··· Trecho da página ···
Esta realidade, totalmente ignorada pelos donos do poder, explica em parte a dilacerante conclusão de um estudo feito recentemente pela pesquisadora Zilah Vieira Meirelles, da Fundação Oswaldo Cruz: 25% dos jovens entre 10 e 19 anos que moram em favelas no Rio de Janeiro estão envolvidos no tráfico de drogas. Cerca de 7% do total são empregados fixos e recebem salário regularmente. O restante faz pequenos serviços.
·Um exemplo absurdo de consumo e concentração de renda e poder foi debatido por Eduardo Galeano: "Embora a maioria dos latino-americanos não tenha o direito de comprar um carro, todos têm o dever de pagar esse direito de poucos. De cada mil haitianos, apenas cinco (notem: 0,5% da população! RCA) estão motorizados, mas o Haiti dedica um terço de suas divisas (notem: um terço! RCA) à importação de veículos, peças de reposição e gasolina. Um terço dedica também El Salvador, onde o transporte público é tão desastroso e perigoso que o povo apelidou os ônibus de "ataúdes volantes".
Eduardo Galeano observou que, "comparando-se as médias do norte (países ricos. RCA) e do sul (países pobres. RCA), cada habitante do norte consome dez vezes mais energia, dezenove vezes mais alumínio, quatorze vezes mais papel e treze vezes mais ferro e aço" que o habitante do sul. De acordo com o Relatório do Desenvolvimento Humano de 1998, encomendado pelo Programa das Nações Unidas para o Desenvolvimento (PNUD), as consequências dos atuais padrões de consumo, são totalmente inaceitáveis, sob quaisquer pontos de vista (político, social, moral e ético).
"Dos quatro e meio bilhões de pessoas que vivem em países em desenvolvimento, cerca de três quintos vivem em comunidades sem saneamento básico e um terço dessas pessoas carece de água potável; um quarto não tem habitação adequada; para um quinto, o acesso a serviços de saúde modernos está fora do seu alcance; um quinto das crianças não chega a concluir os estudos básicos e o número de crianças mal nutridas atinge percentual igual. Para a maioria da população mundial em situação de grande pobreza, os deslocamentos relativos às tarefas quotidianas, incluindo a obtenção de combustível e de água, são feitos a pé".
O Relatório ainda assinalou que, apesar das elevadas taxas de crescimento verificadas no consumo nas últimas décadas, os países em desenvolvimento não estão de modo algum perto de alcançar os níveis de consumo dos países ricos. Os dados comparativos são acachapantes - e mostram que os ricos, ou seja, um quinto da população mundial:
* Consome 45% da carne e do peixe, enquanto os mais pobres (também um quinto) consomem menos de 5%. A média de consumo de proteínas na França é de 115 gramas por dia. Em Moçambique, é de 32 gramas.
··· Informações extraídas ···
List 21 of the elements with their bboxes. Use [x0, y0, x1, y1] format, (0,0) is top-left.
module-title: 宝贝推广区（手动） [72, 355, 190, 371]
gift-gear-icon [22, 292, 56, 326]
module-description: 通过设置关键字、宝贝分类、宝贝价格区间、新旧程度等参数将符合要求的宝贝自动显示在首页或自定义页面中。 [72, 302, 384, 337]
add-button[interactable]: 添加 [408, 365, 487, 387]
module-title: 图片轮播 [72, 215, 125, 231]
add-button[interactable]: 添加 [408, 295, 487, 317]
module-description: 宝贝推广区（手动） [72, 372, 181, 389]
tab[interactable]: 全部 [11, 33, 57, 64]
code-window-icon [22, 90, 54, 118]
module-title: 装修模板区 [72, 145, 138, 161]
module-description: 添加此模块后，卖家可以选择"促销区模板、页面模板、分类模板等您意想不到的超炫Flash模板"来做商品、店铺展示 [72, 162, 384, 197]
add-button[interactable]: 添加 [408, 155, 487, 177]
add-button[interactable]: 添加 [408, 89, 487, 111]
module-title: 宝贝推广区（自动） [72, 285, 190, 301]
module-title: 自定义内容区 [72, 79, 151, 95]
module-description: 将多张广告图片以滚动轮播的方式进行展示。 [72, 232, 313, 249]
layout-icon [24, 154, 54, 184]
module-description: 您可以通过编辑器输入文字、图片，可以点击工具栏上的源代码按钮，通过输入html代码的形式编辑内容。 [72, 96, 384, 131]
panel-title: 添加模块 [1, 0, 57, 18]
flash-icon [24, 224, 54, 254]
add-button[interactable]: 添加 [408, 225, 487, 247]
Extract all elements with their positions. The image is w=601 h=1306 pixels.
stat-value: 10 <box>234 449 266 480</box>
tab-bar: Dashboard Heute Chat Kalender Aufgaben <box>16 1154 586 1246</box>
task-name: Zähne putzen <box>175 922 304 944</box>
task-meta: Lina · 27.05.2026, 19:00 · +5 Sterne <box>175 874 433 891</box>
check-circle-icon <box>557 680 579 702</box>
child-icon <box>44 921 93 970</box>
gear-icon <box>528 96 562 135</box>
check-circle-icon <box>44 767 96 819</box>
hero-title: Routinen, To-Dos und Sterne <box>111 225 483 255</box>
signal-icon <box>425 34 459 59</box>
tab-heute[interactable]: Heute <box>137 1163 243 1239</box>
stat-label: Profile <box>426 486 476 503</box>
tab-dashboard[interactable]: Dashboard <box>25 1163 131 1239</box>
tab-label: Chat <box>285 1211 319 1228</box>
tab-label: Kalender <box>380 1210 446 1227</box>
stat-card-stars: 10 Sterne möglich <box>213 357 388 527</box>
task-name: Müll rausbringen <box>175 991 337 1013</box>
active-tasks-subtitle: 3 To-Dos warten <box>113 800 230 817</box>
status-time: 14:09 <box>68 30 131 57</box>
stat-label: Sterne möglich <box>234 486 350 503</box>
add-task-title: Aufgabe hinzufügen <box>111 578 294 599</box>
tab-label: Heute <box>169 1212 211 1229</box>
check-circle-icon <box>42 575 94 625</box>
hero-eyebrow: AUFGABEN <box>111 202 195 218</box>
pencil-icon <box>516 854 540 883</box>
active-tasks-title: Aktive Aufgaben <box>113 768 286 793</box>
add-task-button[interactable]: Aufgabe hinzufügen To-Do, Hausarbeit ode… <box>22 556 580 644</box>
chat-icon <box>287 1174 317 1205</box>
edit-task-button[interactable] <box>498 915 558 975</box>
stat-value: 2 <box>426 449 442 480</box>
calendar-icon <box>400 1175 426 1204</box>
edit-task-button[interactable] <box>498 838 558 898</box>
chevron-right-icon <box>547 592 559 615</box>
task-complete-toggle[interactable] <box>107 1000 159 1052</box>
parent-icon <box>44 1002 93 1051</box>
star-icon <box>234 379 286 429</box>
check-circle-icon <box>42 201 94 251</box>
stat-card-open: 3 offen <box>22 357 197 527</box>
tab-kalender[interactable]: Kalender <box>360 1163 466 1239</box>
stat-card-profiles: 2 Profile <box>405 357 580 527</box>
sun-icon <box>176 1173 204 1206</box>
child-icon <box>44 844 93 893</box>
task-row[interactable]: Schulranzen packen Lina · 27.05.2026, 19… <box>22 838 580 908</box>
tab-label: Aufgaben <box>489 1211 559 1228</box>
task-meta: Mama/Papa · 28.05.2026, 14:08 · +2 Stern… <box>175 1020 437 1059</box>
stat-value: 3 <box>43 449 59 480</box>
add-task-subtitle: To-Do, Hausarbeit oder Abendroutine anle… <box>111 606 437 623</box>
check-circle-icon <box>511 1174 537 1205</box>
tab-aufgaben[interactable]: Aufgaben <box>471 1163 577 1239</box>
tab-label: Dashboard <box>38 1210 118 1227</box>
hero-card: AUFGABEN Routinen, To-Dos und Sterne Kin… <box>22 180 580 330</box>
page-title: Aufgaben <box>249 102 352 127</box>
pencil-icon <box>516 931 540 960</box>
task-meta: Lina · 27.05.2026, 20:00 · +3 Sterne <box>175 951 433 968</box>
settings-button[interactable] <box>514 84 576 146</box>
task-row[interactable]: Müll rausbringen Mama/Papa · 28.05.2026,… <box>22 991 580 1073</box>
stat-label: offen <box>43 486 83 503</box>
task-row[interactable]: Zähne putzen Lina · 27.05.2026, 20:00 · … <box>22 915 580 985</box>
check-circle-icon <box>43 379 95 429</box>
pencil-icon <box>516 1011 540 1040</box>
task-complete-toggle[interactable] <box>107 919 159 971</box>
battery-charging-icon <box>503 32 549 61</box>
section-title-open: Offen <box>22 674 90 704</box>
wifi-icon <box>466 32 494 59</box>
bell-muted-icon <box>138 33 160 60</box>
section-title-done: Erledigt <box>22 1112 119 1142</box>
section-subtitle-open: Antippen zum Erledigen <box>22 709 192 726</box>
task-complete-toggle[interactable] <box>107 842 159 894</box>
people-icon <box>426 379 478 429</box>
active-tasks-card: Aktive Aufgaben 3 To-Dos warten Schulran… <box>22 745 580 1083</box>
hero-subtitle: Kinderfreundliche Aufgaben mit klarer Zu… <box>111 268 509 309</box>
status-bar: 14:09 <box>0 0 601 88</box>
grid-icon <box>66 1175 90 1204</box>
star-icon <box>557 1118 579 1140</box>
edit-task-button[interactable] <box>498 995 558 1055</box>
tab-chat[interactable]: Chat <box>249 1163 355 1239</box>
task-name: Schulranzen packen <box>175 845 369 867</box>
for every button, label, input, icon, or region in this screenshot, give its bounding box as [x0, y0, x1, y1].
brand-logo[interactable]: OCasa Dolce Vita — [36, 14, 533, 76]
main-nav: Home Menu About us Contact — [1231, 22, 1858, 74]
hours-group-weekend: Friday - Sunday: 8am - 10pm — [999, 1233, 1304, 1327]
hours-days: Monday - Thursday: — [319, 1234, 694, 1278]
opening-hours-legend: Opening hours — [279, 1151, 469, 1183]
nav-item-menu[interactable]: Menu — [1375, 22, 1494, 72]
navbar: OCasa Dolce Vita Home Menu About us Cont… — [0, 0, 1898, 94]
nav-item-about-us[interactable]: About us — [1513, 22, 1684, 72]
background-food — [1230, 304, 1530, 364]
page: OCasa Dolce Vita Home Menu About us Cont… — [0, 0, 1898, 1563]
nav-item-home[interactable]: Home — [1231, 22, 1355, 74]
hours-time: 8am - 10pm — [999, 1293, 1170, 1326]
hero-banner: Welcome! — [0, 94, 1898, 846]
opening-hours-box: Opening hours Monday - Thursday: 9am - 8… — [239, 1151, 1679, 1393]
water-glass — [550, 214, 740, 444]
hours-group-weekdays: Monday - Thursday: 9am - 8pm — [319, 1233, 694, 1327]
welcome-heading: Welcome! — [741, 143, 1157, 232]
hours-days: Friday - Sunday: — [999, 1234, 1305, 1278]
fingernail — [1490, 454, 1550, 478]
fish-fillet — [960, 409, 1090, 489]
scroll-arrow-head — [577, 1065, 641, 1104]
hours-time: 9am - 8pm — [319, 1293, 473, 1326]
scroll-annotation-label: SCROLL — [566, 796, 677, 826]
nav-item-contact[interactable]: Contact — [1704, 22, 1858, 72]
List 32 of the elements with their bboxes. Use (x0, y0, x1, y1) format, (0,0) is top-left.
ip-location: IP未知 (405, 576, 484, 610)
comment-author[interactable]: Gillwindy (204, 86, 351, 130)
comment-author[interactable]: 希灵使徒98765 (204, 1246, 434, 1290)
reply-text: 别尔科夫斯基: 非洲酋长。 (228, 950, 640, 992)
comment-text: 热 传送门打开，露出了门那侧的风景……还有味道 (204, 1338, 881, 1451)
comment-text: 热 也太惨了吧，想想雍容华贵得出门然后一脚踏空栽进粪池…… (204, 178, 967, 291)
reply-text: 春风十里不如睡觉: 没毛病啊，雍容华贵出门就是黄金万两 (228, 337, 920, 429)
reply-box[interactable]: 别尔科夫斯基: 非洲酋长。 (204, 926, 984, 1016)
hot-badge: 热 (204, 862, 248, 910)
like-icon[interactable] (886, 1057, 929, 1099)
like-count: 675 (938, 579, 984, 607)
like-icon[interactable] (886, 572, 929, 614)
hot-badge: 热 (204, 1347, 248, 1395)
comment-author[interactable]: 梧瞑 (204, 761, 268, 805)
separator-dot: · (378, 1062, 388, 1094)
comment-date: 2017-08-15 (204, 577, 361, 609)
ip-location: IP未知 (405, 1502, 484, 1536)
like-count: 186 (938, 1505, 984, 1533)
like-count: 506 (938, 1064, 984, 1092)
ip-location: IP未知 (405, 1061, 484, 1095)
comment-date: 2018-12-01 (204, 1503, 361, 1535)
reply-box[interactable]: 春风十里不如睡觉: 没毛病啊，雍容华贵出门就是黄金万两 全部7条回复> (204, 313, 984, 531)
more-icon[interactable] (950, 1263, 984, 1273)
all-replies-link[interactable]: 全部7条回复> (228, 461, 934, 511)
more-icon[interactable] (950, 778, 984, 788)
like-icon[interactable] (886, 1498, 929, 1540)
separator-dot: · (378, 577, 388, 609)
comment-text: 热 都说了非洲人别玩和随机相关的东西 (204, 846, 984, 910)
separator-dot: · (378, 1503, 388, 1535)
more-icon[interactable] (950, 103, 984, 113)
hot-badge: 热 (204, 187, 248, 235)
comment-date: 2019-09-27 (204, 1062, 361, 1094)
···
Requisitos do exercício:
**1.** No trecho sobre desigualdade de consumo, que parcela de suas divisas o Haiti dedica à importação de veículos, peças de reposição e gasolina?
**2.** Dê seguimento ao trecho sobre desigualdade de consumo a partir do ponto em que ele termina.

As respostas:
**1.** Um terço de suas divisas.

**2.**
* Consome 58% da energia total, enquanto os mais pobres consomem menos de 4%.
* Possui 74% do total das linhas telefônicas, enquanto os mais pobres só têm 1,5%. Na Suécia, Suíça e nos Estados Unidos, existem mais de 600 linhas telefônicas para cada mil pessoas. No Afeganistão, no Camboja e no Chade, só existe um telefone para cada mil habitantes.
* Consome 84% do total de papel, enquanto os mais pobres consomem 1,1%. A média dos países ricos é da ordem de 78,2 toneladas de papel por cada mil pessoas, enquanto a média registrada nos países mais pobres se situa nas 0,4 toneladas por cada mil habitantes.
* Possui 87% dos veículos existentes em todo o mundo, enquanto os mais pobres têm menos de 1%. Os países ricos registram uma média de 405 automóveis por cada mil habitantes. Nos países da África Subsaariana, a média corresponde a 11 veículos por cada mil e, na Ásia Oriental e na Ásia Meridional, o valor é de cinco veículos por cada mil habitantes.
* Os trinta países que compõem a Organização para a Cooperação e o Desenvolvimento Econômico, OCDE, que produzem dois terços de todos os bens e serviços do mundo, consomem 29 vezes mais alumínio do que os demais países, 17 vezes mais estanho, 134 vezes mais aço, 66 vezes mais níquel, 21 vezes mais chumbo, 14 vezes mais zinco.
O modelo de consumo dos países ricos, tão ostentatório como dissipador, não é, porém, generalizável. E não pode ser visto como um parâmetro de desenvolvimento ou um objetivo a ser alcançado por todos os habitantes e países do planeta. O modelo de consumo dos países ricos é um produto de uma dada evolução histórica - e, por sua própria natureza, pressupõe e produz desigualdades permanentes, cada vez mais acentuadas.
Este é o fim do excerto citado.